What is being asked
The data below should be printed in full, exactly, and without any of its images.

Task input
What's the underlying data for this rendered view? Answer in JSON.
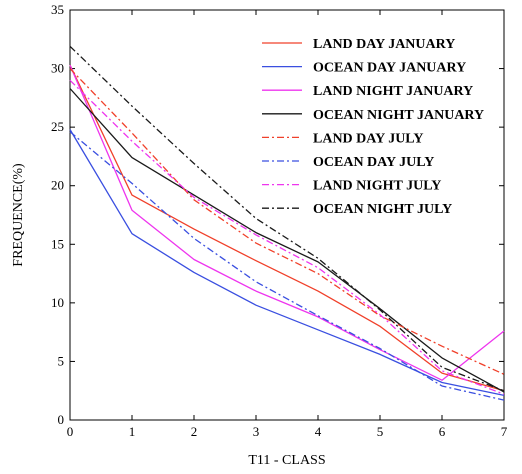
{
  "chart_data": {
    "type": "line",
    "xlabel": "T11 - CLASS",
    "ylabel": "FREQUENCE(%)",
    "x": [
      0,
      1,
      2,
      3,
      4,
      5,
      6,
      7
    ],
    "xlim": [
      0,
      7
    ],
    "ylim": [
      0,
      35
    ],
    "xticks": [
      "0",
      "1",
      "2",
      "3",
      "4",
      "5",
      "6",
      "7"
    ],
    "yticks": [
      "0",
      "5",
      "10",
      "15",
      "20",
      "25",
      "30",
      "35"
    ],
    "grid": false,
    "legend_position": "top-right",
    "series": [
      {
        "name": "LAND DAY JANUARY",
        "color": "#f0402a",
        "dash": "solid",
        "values": [
          30.3,
          19.2,
          16.3,
          13.6,
          11.0,
          8.0,
          4.0,
          2.5
        ]
      },
      {
        "name": "OCEAN DAY JANUARY",
        "color": "#3a4fe0",
        "dash": "solid",
        "values": [
          24.8,
          15.9,
          12.6,
          9.8,
          7.7,
          5.6,
          3.2,
          2.1
        ]
      },
      {
        "name": "LAND NIGHT JANUARY",
        "color": "#ee35ee",
        "dash": "solid",
        "values": [
          30.3,
          17.9,
          13.7,
          11.0,
          8.8,
          6.0,
          3.4,
          7.6
        ]
      },
      {
        "name": "OCEAN NIGHT JANUARY",
        "color": "#1a1a1a",
        "dash": "solid",
        "values": [
          28.3,
          22.4,
          19.2,
          16.0,
          13.5,
          9.5,
          5.3,
          2.4
        ]
      },
      {
        "name": "LAND DAY JULY",
        "color": "#f0402a",
        "dash": "dashdot",
        "values": [
          30.0,
          24.5,
          18.8,
          15.1,
          12.5,
          8.9,
          6.3,
          3.9
        ]
      },
      {
        "name": "OCEAN DAY JULY",
        "color": "#3a4fe0",
        "dash": "dashdot",
        "values": [
          24.6,
          20.2,
          15.5,
          11.8,
          8.9,
          6.1,
          2.9,
          1.7
        ]
      },
      {
        "name": "LAND NIGHT JULY",
        "color": "#ee35ee",
        "dash": "dashdot",
        "values": [
          29.0,
          23.8,
          19.0,
          15.8,
          13.0,
          9.0,
          4.2,
          2.2
        ]
      },
      {
        "name": "OCEAN NIGHT JULY",
        "color": "#1a1a1a",
        "dash": "dashdot",
        "values": [
          31.9,
          26.8,
          21.9,
          17.2,
          13.8,
          9.4,
          4.5,
          2.5
        ]
      }
    ]
  }
}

Written response
What's the underlying data for this rendered view? Answer in JSON.
{
  "chart_data": {
    "type": "line",
    "xlabel": "T11 - CLASS",
    "ylabel": "FREQUENCE(%)",
    "x": [
      0,
      1,
      2,
      3,
      4,
      5,
      6,
      7
    ],
    "xlim": [
      0,
      7
    ],
    "ylim": [
      0,
      35
    ],
    "xticks": [
      "0",
      "1",
      "2",
      "3",
      "4",
      "5",
      "6",
      "7"
    ],
    "yticks": [
      "0",
      "5",
      "10",
      "15",
      "20",
      "25",
      "30",
      "35"
    ],
    "grid": false,
    "legend_position": "top-right",
    "series": [
      {
        "name": "LAND DAY JANUARY",
        "color": "#f0402a",
        "dash": "solid",
        "values": [
          30.3,
          19.2,
          16.3,
          13.6,
          11.0,
          8.0,
          4.0,
          2.5
        ]
      },
      {
        "name": "OCEAN DAY JANUARY",
        "color": "#3a4fe0",
        "dash": "solid",
        "values": [
          24.8,
          15.9,
          12.6,
          9.8,
          7.7,
          5.6,
          3.2,
          2.1
        ]
      },
      {
        "name": "LAND NIGHT JANUARY",
        "color": "#ee35ee",
        "dash": "solid",
        "values": [
          30.3,
          17.9,
          13.7,
          11.0,
          8.8,
          6.0,
          3.4,
          7.6
        ]
      },
      {
        "name": "OCEAN NIGHT JANUARY",
        "color": "#1a1a1a",
        "dash": "solid",
        "values": [
          28.3,
          22.4,
          19.2,
          16.0,
          13.5,
          9.5,
          5.3,
          2.4
        ]
      },
      {
        "name": "LAND DAY JULY",
        "color": "#f0402a",
        "dash": "dashdot",
        "values": [
          30.0,
          24.5,
          18.8,
          15.1,
          12.5,
          8.9,
          6.3,
          3.9
        ]
      },
      {
        "name": "OCEAN DAY JULY",
        "color": "#3a4fe0",
        "dash": "dashdot",
        "values": [
          24.6,
          20.2,
          15.5,
          11.8,
          8.9,
          6.1,
          2.9,
          1.7
        ]
      },
      {
        "name": "LAND NIGHT JULY",
        "color": "#ee35ee",
        "dash": "dashdot",
        "values": [
          29.0,
          23.8,
          19.0,
          15.8,
          13.0,
          9.0,
          4.2,
          2.2
        ]
      },
      {
        "name": "OCEAN NIGHT JULY",
        "color": "#1a1a1a",
        "dash": "dashdot",
        "values": [
          31.9,
          26.8,
          21.9,
          17.2,
          13.8,
          9.4,
          4.5,
          2.5
        ]
      }
    ]
  }
}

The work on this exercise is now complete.